=== DESCRIPTION OF THE TASK ===
Retype all the records with nothing changed.

(Figure contents as structured data)
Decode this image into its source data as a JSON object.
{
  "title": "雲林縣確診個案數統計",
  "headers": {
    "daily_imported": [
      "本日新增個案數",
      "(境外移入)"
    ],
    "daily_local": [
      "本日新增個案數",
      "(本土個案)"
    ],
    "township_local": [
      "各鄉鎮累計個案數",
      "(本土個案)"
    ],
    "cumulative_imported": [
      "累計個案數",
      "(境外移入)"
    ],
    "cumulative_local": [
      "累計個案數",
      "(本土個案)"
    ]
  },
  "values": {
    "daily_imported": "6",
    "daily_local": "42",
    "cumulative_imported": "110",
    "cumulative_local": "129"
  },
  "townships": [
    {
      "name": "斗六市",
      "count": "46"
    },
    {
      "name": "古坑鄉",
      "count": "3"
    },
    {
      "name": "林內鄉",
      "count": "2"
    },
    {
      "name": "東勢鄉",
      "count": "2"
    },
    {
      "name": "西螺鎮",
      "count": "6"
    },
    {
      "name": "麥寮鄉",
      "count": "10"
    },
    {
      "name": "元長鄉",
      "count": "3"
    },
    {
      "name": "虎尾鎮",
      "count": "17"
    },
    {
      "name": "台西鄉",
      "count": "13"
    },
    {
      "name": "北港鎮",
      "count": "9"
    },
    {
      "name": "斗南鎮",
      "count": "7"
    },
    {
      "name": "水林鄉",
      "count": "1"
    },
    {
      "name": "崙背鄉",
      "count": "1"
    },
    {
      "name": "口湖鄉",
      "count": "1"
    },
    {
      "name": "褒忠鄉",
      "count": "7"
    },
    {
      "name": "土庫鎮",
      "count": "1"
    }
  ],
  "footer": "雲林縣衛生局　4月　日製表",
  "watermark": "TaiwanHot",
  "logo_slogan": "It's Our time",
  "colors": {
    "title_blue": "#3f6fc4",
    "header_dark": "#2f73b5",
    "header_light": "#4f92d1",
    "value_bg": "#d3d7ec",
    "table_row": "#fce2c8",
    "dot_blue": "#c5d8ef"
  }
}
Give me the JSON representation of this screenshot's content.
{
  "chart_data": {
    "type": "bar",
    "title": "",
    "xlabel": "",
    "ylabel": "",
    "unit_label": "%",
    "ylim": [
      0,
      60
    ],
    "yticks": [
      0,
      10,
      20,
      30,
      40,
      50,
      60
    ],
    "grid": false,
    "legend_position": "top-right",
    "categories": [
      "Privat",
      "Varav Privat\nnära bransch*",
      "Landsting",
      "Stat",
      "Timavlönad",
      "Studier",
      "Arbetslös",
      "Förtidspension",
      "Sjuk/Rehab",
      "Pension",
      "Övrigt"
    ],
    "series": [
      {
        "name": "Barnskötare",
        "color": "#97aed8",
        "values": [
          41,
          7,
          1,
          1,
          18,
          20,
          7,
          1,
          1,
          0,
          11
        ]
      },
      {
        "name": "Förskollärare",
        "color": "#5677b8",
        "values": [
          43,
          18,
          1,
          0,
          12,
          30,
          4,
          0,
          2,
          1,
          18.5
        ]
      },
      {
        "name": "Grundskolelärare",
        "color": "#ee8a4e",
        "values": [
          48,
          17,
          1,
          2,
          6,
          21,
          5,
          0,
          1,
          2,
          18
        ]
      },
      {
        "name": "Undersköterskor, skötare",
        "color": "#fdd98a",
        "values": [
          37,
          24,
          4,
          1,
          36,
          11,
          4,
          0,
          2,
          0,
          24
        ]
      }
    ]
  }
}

=== CORRECT OUTPUT ===
Decode this image into its source data as a JSON object.
{
  "title": "雲林縣確診個案數統計",
  "headers": {
    "daily_imported": [
      "本日新增個案數",
      "(境外移入)"
    ],
    "daily_local": [
      "本日新增個案數",
      "(本土個案)"
    ],
    "township_local": [
      "各鄉鎮累計個案數",
      "(本土個案)"
    ],
    "cumulative_imported": [
      "累計個案數",
      "(境外移入)"
    ],
    "cumulative_local": [
      "累計個案數",
      "(本土個案)"
    ]
  },
  "values": {
    "daily_imported": "6",
    "daily_local": "42",
    "cumulative_imported": "110",
    "cumulative_local": "129"
  },
  "townships": [
    {
      "name": "斗六市",
      "count": "46"
    },
    {
      "name": "古坑鄉",
      "count": "3"
    },
    {
      "name": "林內鄉",
      "count": "2"
    },
    {
      "name": "東勢鄉",
      "count": "2"
    },
    {
      "name": "西螺鎮",
      "count": "6"
    },
    {
      "name": "麥寮鄉",
      "count": "10"
    },
    {
      "name": "元長鄉",
      "count": "3"
    },
    {
      "name": "虎尾鎮",
      "count": "17"
    },
    {
      "name": "台西鄉",
      "count": "13"
    },
    {
      "name": "北港鎮",
      "count": "9"
    },
    {
      "name": "斗南鎮",
      "count": "7"
    },
    {
      "name": "水林鄉",
      "count": "1"
    },
    {
      "name": "崙背鄉",
      "count": "1"
    },
    {
      "name": "口湖鄉",
      "count": "1"
    },
    {
      "name": "褒忠鄉",
      "count": "7"
    },
    {
      "name": "土庫鎮",
      "count": "1"
    }
  ],
  "footer": "雲林縣衛生局　4月　日製表",
  "watermark": "TaiwanHot",
  "logo_slogan": "It's Our time",
  "colors": {
    "title_blue": "#3f6fc4",
    "header_dark": "#2f73b5",
    "header_light": "#4f92d1",
    "value_bg": "#d3d7ec",
    "table_row": "#fce2c8",
    "dot_blue": "#c5d8ef"
  }
}
Give me the JSON representation of this screenshot's content.
{
  "chart_data": {
    "type": "bar",
    "title": "",
    "xlabel": "",
    "ylabel": "",
    "unit_label": "%",
    "ylim": [
      0,
      60
    ],
    "yticks": [
      0,
      10,
      20,
      30,
      40,
      50,
      60
    ],
    "grid": false,
    "legend_position": "top-right",
    "categories": [
      "Privat",
      "Varav Privat\nnära bransch*",
      "Landsting",
      "Stat",
      "Timavlönad",
      "Studier",
      "Arbetslös",
      "Förtidspension",
      "Sjuk/Rehab",
      "Pension",
      "Övrigt"
    ],
    "series": [
      {
        "name": "Barnskötare",
        "color": "#97aed8",
        "values": [
          41,
          7,
          1,
          1,
          18,
          20,
          7,
          1,
          1,
          0,
          11
        ]
      },
      {
        "name": "Förskollärare",
        "color": "#5677b8",
        "values": [
          43,
          18,
          1,
          0,
          12,
          30,
          4,
          0,
          2,
          1,
          18.5
        ]
      },
      {
        "name": "Grundskolelärare",
        "color": "#ee8a4e",
        "values": [
          48,
          17,
          1,
          2,
          6,
          21,
          5,
          0,
          1,
          2,
          18
        ]
      },
      {
        "name": "Undersköterskor, skötare",
        "color": "#fdd98a",
        "values": [
          37,
          24,
          4,
          1,
          36,
          11,
          4,
          0,
          2,
          0,
          24
        ]
      }
    ]
  }
}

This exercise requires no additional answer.